▸ **Given request**:
Set down the full listing exactly as given. Any pictures are to be left out.

▸ **Supplied records**:
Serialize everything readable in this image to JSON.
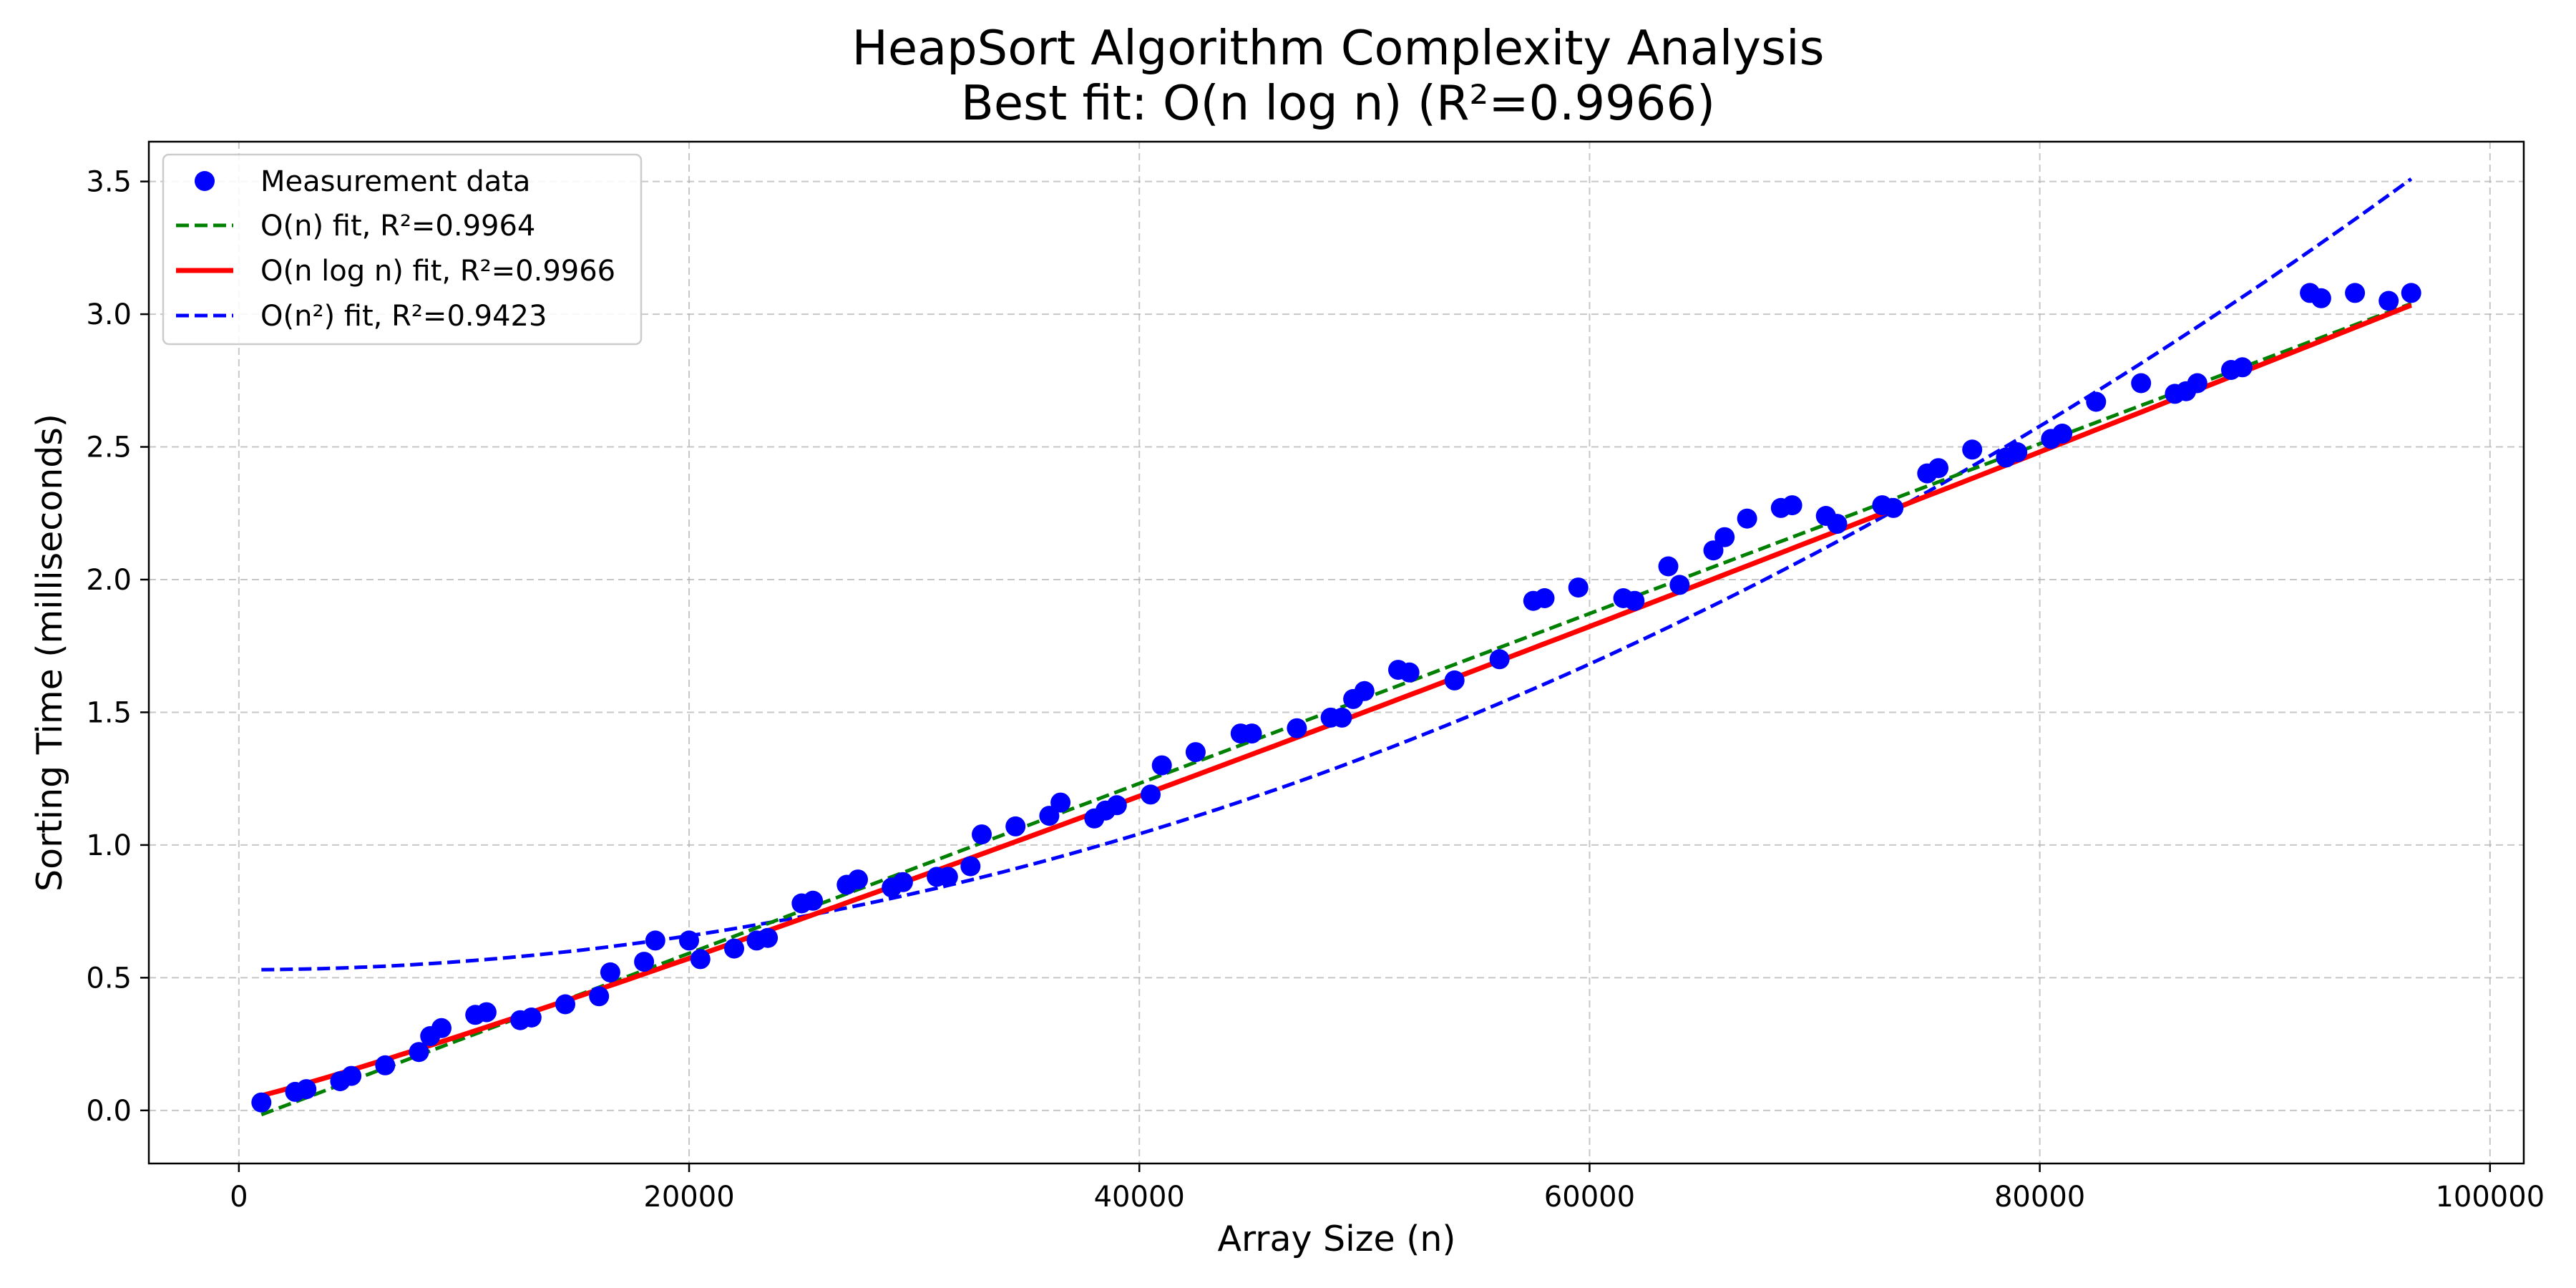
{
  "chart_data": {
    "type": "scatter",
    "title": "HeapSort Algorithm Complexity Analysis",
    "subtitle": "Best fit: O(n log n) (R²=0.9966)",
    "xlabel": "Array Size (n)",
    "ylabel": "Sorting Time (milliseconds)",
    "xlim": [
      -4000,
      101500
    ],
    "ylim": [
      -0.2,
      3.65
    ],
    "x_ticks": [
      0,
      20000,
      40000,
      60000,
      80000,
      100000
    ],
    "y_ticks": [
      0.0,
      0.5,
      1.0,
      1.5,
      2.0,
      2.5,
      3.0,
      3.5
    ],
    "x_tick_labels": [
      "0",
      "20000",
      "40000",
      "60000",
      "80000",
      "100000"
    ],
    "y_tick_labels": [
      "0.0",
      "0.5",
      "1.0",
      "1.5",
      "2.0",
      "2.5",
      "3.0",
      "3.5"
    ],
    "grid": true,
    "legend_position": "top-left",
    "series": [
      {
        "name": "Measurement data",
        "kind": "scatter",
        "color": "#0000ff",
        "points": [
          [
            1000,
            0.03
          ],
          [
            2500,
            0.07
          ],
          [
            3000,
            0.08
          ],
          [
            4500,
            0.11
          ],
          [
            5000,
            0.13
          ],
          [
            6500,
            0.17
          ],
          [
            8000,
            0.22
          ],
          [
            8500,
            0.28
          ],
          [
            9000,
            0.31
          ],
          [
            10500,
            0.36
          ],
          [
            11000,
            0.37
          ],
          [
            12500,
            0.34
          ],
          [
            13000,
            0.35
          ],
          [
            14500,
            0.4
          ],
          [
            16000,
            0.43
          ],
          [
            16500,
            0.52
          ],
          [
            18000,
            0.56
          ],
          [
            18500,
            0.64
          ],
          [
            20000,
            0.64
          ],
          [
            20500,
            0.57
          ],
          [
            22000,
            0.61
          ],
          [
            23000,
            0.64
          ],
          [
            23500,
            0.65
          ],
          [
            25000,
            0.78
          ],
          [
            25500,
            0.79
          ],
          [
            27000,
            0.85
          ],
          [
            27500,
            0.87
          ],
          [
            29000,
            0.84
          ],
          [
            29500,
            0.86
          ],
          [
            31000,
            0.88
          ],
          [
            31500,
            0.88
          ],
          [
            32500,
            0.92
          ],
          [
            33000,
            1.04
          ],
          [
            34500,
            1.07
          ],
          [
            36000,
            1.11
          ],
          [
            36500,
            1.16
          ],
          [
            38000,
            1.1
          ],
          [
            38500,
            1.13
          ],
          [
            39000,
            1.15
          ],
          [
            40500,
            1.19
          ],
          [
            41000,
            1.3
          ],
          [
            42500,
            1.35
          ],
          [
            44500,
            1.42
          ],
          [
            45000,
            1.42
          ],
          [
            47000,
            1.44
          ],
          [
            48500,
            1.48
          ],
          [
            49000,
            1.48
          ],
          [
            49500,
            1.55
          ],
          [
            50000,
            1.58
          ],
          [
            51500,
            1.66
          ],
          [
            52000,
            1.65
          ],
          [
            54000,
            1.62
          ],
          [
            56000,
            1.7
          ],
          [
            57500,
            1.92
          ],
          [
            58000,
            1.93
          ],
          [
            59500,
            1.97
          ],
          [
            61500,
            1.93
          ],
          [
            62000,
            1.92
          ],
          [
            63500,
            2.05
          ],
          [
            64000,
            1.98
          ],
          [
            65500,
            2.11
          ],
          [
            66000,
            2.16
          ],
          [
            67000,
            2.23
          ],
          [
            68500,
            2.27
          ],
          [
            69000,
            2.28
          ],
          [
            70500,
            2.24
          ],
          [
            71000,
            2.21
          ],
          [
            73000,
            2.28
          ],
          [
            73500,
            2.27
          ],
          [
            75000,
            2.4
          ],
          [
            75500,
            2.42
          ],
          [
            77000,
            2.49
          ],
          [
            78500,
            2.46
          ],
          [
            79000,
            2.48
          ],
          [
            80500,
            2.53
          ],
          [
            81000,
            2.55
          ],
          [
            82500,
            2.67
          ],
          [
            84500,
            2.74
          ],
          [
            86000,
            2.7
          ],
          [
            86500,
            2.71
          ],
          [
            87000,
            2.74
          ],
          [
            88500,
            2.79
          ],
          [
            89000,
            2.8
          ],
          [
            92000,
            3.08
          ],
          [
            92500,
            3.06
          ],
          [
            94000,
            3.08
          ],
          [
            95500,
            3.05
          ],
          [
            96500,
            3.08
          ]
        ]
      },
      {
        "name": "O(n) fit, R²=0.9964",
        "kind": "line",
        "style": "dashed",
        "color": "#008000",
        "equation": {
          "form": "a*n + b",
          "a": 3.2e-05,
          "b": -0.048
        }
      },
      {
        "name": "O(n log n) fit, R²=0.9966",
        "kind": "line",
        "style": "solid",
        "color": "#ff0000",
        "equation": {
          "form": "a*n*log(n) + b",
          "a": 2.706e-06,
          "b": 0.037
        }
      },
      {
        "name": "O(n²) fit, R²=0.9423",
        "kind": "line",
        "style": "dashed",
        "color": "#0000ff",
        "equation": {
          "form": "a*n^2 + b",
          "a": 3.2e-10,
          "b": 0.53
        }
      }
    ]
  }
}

▸ **Solution**:
Serialize everything readable in this image to JSON.
{
  "chart_data": {
    "type": "scatter",
    "title": "HeapSort Algorithm Complexity Analysis",
    "subtitle": "Best fit: O(n log n) (R²=0.9966)",
    "xlabel": "Array Size (n)",
    "ylabel": "Sorting Time (milliseconds)",
    "xlim": [
      -4000,
      101500
    ],
    "ylim": [
      -0.2,
      3.65
    ],
    "x_ticks": [
      0,
      20000,
      40000,
      60000,
      80000,
      100000
    ],
    "y_ticks": [
      0.0,
      0.5,
      1.0,
      1.5,
      2.0,
      2.5,
      3.0,
      3.5
    ],
    "x_tick_labels": [
      "0",
      "20000",
      "40000",
      "60000",
      "80000",
      "100000"
    ],
    "y_tick_labels": [
      "0.0",
      "0.5",
      "1.0",
      "1.5",
      "2.0",
      "2.5",
      "3.0",
      "3.5"
    ],
    "grid": true,
    "legend_position": "top-left",
    "series": [
      {
        "name": "Measurement data",
        "kind": "scatter",
        "color": "#0000ff",
        "points": [
          [
            1000,
            0.03
          ],
          [
            2500,
            0.07
          ],
          [
            3000,
            0.08
          ],
          [
            4500,
            0.11
          ],
          [
            5000,
            0.13
          ],
          [
            6500,
            0.17
          ],
          [
            8000,
            0.22
          ],
          [
            8500,
            0.28
          ],
          [
            9000,
            0.31
          ],
          [
            10500,
            0.36
          ],
          [
            11000,
            0.37
          ],
          [
            12500,
            0.34
          ],
          [
            13000,
            0.35
          ],
          [
            14500,
            0.4
          ],
          [
            16000,
            0.43
          ],
          [
            16500,
            0.52
          ],
          [
            18000,
            0.56
          ],
          [
            18500,
            0.64
          ],
          [
            20000,
            0.64
          ],
          [
            20500,
            0.57
          ],
          [
            22000,
            0.61
          ],
          [
            23000,
            0.64
          ],
          [
            23500,
            0.65
          ],
          [
            25000,
            0.78
          ],
          [
            25500,
            0.79
          ],
          [
            27000,
            0.85
          ],
          [
            27500,
            0.87
          ],
          [
            29000,
            0.84
          ],
          [
            29500,
            0.86
          ],
          [
            31000,
            0.88
          ],
          [
            31500,
            0.88
          ],
          [
            32500,
            0.92
          ],
          [
            33000,
            1.04
          ],
          [
            34500,
            1.07
          ],
          [
            36000,
            1.11
          ],
          [
            36500,
            1.16
          ],
          [
            38000,
            1.1
          ],
          [
            38500,
            1.13
          ],
          [
            39000,
            1.15
          ],
          [
            40500,
            1.19
          ],
          [
            41000,
            1.3
          ],
          [
            42500,
            1.35
          ],
          [
            44500,
            1.42
          ],
          [
            45000,
            1.42
          ],
          [
            47000,
            1.44
          ],
          [
            48500,
            1.48
          ],
          [
            49000,
            1.48
          ],
          [
            49500,
            1.55
          ],
          [
            50000,
            1.58
          ],
          [
            51500,
            1.66
          ],
          [
            52000,
            1.65
          ],
          [
            54000,
            1.62
          ],
          [
            56000,
            1.7
          ],
          [
            57500,
            1.92
          ],
          [
            58000,
            1.93
          ],
          [
            59500,
            1.97
          ],
          [
            61500,
            1.93
          ],
          [
            62000,
            1.92
          ],
          [
            63500,
            2.05
          ],
          [
            64000,
            1.98
          ],
          [
            65500,
            2.11
          ],
          [
            66000,
            2.16
          ],
          [
            67000,
            2.23
          ],
          [
            68500,
            2.27
          ],
          [
            69000,
            2.28
          ],
          [
            70500,
            2.24
          ],
          [
            71000,
            2.21
          ],
          [
            73000,
            2.28
          ],
          [
            73500,
            2.27
          ],
          [
            75000,
            2.4
          ],
          [
            75500,
            2.42
          ],
          [
            77000,
            2.49
          ],
          [
            78500,
            2.46
          ],
          [
            79000,
            2.48
          ],
          [
            80500,
            2.53
          ],
          [
            81000,
            2.55
          ],
          [
            82500,
            2.67
          ],
          [
            84500,
            2.74
          ],
          [
            86000,
            2.7
          ],
          [
            86500,
            2.71
          ],
          [
            87000,
            2.74
          ],
          [
            88500,
            2.79
          ],
          [
            89000,
            2.8
          ],
          [
            92000,
            3.08
          ],
          [
            92500,
            3.06
          ],
          [
            94000,
            3.08
          ],
          [
            95500,
            3.05
          ],
          [
            96500,
            3.08
          ]
        ]
      },
      {
        "name": "O(n) fit, R²=0.9964",
        "kind": "line",
        "style": "dashed",
        "color": "#008000",
        "equation": {
          "form": "a*n + b",
          "a": 3.2e-05,
          "b": -0.048
        }
      },
      {
        "name": "O(n log n) fit, R²=0.9966",
        "kind": "line",
        "style": "solid",
        "color": "#ff0000",
        "equation": {
          "form": "a*n*log(n) + b",
          "a": 2.706e-06,
          "b": 0.037
        }
      },
      {
        "name": "O(n²) fit, R²=0.9423",
        "kind": "line",
        "style": "dashed",
        "color": "#0000ff",
        "equation": {
          "form": "a*n^2 + b",
          "a": 3.2e-10,
          "b": 0.53
        }
      }
    ]
  }
}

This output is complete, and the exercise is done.